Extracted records
•••••

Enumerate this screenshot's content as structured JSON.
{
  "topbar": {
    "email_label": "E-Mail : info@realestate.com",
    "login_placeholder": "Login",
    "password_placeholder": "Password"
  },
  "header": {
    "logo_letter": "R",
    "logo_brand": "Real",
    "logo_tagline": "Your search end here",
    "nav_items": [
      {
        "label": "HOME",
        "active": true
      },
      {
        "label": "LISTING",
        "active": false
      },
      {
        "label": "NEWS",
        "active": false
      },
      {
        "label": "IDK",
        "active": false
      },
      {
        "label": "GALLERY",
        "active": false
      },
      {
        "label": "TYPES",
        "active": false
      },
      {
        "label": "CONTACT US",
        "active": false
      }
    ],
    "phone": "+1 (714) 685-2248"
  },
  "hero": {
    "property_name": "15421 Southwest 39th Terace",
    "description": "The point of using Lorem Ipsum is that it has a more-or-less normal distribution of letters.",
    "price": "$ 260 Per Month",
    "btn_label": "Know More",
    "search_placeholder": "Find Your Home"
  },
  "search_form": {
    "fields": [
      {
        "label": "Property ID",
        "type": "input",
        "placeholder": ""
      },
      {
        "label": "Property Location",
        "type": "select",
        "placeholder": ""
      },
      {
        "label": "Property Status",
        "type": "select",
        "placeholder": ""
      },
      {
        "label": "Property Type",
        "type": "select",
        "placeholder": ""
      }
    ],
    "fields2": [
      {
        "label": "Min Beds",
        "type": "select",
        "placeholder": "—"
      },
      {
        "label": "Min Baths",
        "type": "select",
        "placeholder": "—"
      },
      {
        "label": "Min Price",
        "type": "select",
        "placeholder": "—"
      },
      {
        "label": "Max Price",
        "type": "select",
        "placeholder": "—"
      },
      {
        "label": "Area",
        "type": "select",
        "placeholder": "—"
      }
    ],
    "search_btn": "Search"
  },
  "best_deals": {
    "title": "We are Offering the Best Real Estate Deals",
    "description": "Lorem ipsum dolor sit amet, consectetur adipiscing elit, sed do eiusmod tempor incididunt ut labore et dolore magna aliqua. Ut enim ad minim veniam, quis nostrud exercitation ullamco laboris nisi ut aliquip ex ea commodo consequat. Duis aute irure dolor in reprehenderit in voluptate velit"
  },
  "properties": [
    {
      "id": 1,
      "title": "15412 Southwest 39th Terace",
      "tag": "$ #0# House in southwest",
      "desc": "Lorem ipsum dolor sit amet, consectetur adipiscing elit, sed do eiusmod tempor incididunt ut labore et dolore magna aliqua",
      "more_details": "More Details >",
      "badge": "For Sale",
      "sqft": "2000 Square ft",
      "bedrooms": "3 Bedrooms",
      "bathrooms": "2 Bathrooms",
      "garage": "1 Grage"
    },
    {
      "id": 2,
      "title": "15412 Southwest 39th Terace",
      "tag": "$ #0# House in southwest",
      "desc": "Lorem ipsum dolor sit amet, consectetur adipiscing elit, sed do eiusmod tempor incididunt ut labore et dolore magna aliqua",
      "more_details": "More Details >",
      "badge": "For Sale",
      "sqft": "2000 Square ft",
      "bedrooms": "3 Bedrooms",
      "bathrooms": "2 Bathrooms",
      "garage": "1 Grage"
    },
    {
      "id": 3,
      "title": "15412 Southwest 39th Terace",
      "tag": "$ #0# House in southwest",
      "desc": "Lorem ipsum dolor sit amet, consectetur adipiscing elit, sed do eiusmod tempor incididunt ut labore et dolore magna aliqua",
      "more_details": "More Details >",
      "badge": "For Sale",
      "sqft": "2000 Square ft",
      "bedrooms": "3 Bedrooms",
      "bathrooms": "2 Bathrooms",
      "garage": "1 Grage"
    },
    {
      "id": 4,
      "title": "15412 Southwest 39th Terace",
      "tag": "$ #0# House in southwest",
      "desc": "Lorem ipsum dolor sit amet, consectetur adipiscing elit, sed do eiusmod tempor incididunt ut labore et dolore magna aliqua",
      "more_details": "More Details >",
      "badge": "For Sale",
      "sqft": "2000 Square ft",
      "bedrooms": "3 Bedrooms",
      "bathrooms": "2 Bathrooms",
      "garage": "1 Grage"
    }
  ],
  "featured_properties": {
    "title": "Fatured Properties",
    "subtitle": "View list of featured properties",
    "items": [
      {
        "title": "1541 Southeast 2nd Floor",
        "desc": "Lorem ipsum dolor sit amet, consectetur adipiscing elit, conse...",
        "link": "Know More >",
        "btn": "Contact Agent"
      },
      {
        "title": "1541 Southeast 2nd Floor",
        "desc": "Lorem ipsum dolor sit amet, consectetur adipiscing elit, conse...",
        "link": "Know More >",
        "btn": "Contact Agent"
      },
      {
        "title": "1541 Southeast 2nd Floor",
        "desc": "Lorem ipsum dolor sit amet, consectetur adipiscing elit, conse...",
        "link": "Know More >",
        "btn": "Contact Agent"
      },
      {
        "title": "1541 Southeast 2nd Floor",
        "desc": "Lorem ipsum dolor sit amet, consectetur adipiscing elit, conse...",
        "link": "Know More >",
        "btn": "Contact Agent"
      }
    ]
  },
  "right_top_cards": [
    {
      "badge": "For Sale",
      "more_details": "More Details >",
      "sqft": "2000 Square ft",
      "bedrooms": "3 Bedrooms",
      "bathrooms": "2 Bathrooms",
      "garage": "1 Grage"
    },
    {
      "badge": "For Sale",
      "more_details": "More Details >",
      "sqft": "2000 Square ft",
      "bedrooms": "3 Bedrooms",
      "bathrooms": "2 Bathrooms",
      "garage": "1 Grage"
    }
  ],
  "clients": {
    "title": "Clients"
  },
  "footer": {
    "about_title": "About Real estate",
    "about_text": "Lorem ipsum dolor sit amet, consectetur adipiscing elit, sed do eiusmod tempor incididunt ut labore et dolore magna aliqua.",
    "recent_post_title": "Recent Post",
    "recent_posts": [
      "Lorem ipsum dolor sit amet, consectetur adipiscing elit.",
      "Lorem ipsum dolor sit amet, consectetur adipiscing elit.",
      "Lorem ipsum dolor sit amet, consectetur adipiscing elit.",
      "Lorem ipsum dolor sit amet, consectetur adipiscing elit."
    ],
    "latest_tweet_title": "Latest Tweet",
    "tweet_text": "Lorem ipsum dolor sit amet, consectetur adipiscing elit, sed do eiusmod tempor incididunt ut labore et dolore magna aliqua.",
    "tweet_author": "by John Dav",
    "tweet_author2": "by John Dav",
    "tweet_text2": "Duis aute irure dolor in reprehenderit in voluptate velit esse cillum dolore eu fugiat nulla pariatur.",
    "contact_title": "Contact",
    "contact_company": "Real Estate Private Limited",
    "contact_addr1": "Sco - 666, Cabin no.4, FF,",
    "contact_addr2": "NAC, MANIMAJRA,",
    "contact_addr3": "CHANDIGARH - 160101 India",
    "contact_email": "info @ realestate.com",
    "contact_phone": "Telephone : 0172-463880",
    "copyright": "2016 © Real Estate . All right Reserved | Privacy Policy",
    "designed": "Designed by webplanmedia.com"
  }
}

•••••

-- Written problem --
From the data above, extract every line in its exact form.

-- Complete output --
Enumerate this screenshot's content as structured JSON.
{
  "topbar": {
    "email_label": "E-Mail : info@realestate.com",
    "login_placeholder": "Login",
    "password_placeholder": "Password"
  },
  "header": {
    "logo_letter": "R",
    "logo_brand": "Real",
    "logo_tagline": "Your search end here",
    "nav_items": [
      {
        "label": "HOME",
        "active": true
      },
      {
        "label": "LISTING",
        "active": false
      },
      {
        "label": "NEWS",
        "active": false
      },
      {
        "label": "IDK",
        "active": false
      },
      {
        "label": "GALLERY",
        "active": false
      },
      {
        "label": "TYPES",
        "active": false
      },
      {
        "label": "CONTACT US",
        "active": false
      }
    ],
    "phone": "+1 (714) 685-2248"
  },
  "hero": {
    "property_name": "15421 Southwest 39th Terace",
    "description": "The point of using Lorem Ipsum is that it has a more-or-less normal distribution of letters.",
    "price": "$ 260 Per Month",
    "btn_label": "Know More",
    "search_placeholder": "Find Your Home"
  },
  "search_form": {
    "fields": [
      {
        "label": "Property ID",
        "type": "input",
        "placeholder": ""
      },
      {
        "label": "Property Location",
        "type": "select",
        "placeholder": ""
      },
      {
        "label": "Property Status",
        "type": "select",
        "placeholder": ""
      },
      {
        "label": "Property Type",
        "type": "select",
        "placeholder": ""
      }
    ],
    "fields2": [
      {
        "label": "Min Beds",
        "type": "select",
        "placeholder": "—"
      },
      {
        "label": "Min Baths",
        "type": "select",
        "placeholder": "—"
      },
      {
        "label": "Min Price",
        "type": "select",
        "placeholder": "—"
      },
      {
        "label": "Max Price",
        "type": "select",
        "placeholder": "—"
      },
      {
        "label": "Area",
        "type": "select",
        "placeholder": "—"
      }
    ],
    "search_btn": "Search"
  },
  "best_deals": {
    "title": "We are Offering the Best Real Estate Deals",
    "description": "Lorem ipsum dolor sit amet, consectetur adipiscing elit, sed do eiusmod tempor incididunt ut labore et dolore magna aliqua. Ut enim ad minim veniam, quis nostrud exercitation ullamco laboris nisi ut aliquip ex ea commodo consequat. Duis aute irure dolor in reprehenderit in voluptate velit"
  },
  "properties": [
    {
      "id": 1,
      "title": "15412 Southwest 39th Terace",
      "tag": "$ #0# House in southwest",
      "desc": "Lorem ipsum dolor sit amet, consectetur adipiscing elit, sed do eiusmod tempor incididunt ut labore et dolore magna aliqua",
      "more_details": "More Details >",
      "badge": "For Sale",
      "sqft": "2000 Square ft",
      "bedrooms": "3 Bedrooms",
      "bathrooms": "2 Bathrooms",
      "garage": "1 Grage"
    },
    {
      "id": 2,
      "title": "15412 Southwest 39th Terace",
      "tag": "$ #0# House in southwest",
      "desc": "Lorem ipsum dolor sit amet, consectetur adipiscing elit, sed do eiusmod tempor incididunt ut labore et dolore magna aliqua",
      "more_details": "More Details >",
      "badge": "For Sale",
      "sqft": "2000 Square ft",
      "bedrooms": "3 Bedrooms",
      "bathrooms": "2 Bathrooms",
      "garage": "1 Grage"
    },
    {
      "id": 3,
      "title": "15412 Southwest 39th Terace",
      "tag": "$ #0# House in southwest",
      "desc": "Lorem ipsum dolor sit amet, consectetur adipiscing elit, sed do eiusmod tempor incididunt ut labore et dolore magna aliqua",
      "more_details": "More Details >",
      "badge": "For Sale",
      "sqft": "2000 Square ft",
      "bedrooms": "3 Bedrooms",
      "bathrooms": "2 Bathrooms",
      "garage": "1 Grage"
    },
    {
      "id": 4,
      "title": "15412 Southwest 39th Terace",
      "tag": "$ #0# House in southwest",
      "desc": "Lorem ipsum dolor sit amet, consectetur adipiscing elit, sed do eiusmod tempor incididunt ut labore et dolore magna aliqua",
      "more_details": "More Details >",
      "badge": "For Sale",
      "sqft": "2000 Square ft",
      "bedrooms": "3 Bedrooms",
      "bathrooms": "2 Bathrooms",
      "garage": "1 Grage"
    }
  ],
  "featured_properties": {
    "title": "Fatured Properties",
    "subtitle": "View list of featured properties",
    "items": [
      {
        "title": "1541 Southeast 2nd Floor",
        "desc": "Lorem ipsum dolor sit amet, consectetur adipiscing elit, conse...",
        "link": "Know More >",
        "btn": "Contact Agent"
      },
      {
        "title": "1541 Southeast 2nd Floor",
        "desc": "Lorem ipsum dolor sit amet, consectetur adipiscing elit, conse...",
        "link": "Know More >",
        "btn": "Contact Agent"
      },
      {
        "title": "1541 Southeast 2nd Floor",
        "desc": "Lorem ipsum dolor sit amet, consectetur adipiscing elit, conse...",
        "link": "Know More >",
        "btn": "Contact Agent"
      },
      {
        "title": "1541 Southeast 2nd Floor",
        "desc": "Lorem ipsum dolor sit amet, consectetur adipiscing elit, conse...",
        "link": "Know More >",
        "btn": "Contact Agent"
      }
    ]
  },
  "right_top_cards": [
    {
      "badge": "For Sale",
      "more_details": "More Details >",
      "sqft": "2000 Square ft",
      "bedrooms": "3 Bedrooms",
      "bathrooms": "2 Bathrooms",
      "garage": "1 Grage"
    },
    {
      "badge": "For Sale",
      "more_details": "More Details >",
      "sqft": "2000 Square ft",
      "bedrooms": "3 Bedrooms",
      "bathrooms": "2 Bathrooms",
      "garage": "1 Grage"
    }
  ],
  "clients": {
    "title": "Clients"
  },
  "footer": {
    "about_title": "About Real estate",
    "about_text": "Lorem ipsum dolor sit amet, consectetur adipiscing elit, sed do eiusmod tempor incididunt ut labore et dolore magna aliqua.",
    "recent_post_title": "Recent Post",
    "recent_posts": [
      "Lorem ipsum dolor sit amet, consectetur adipiscing elit.",
      "Lorem ipsum dolor sit amet, consectetur adipiscing elit.",
      "Lorem ipsum dolor sit amet, consectetur adipiscing elit.",
      "Lorem ipsum dolor sit amet, consectetur adipiscing elit."
    ],
    "latest_tweet_title": "Latest Tweet",
    "tweet_text": "Lorem ipsum dolor sit amet, consectetur adipiscing elit, sed do eiusmod tempor incididunt ut labore et dolore magna aliqua.",
    "tweet_author": "by John Dav",
    "tweet_author2": "by John Dav",
    "tweet_text2": "Duis aute irure dolor in reprehenderit in voluptate velit esse cillum dolore eu fugiat nulla pariatur.",
    "contact_title": "Contact",
    "contact_company": "Real Estate Private Limited",
    "contact_addr1": "Sco - 666, Cabin no.4, FF,",
    "contact_addr2": "NAC, MANIMAJRA,",
    "contact_addr3": "CHANDIGARH - 160101 India",
    "contact_email": "info @ realestate.com",
    "contact_phone": "Telephone : 0172-463880",
    "copyright": "2016 © Real Estate . All right Reserved | Privacy Policy",
    "designed": "Designed by webplanmedia.com"
  }
}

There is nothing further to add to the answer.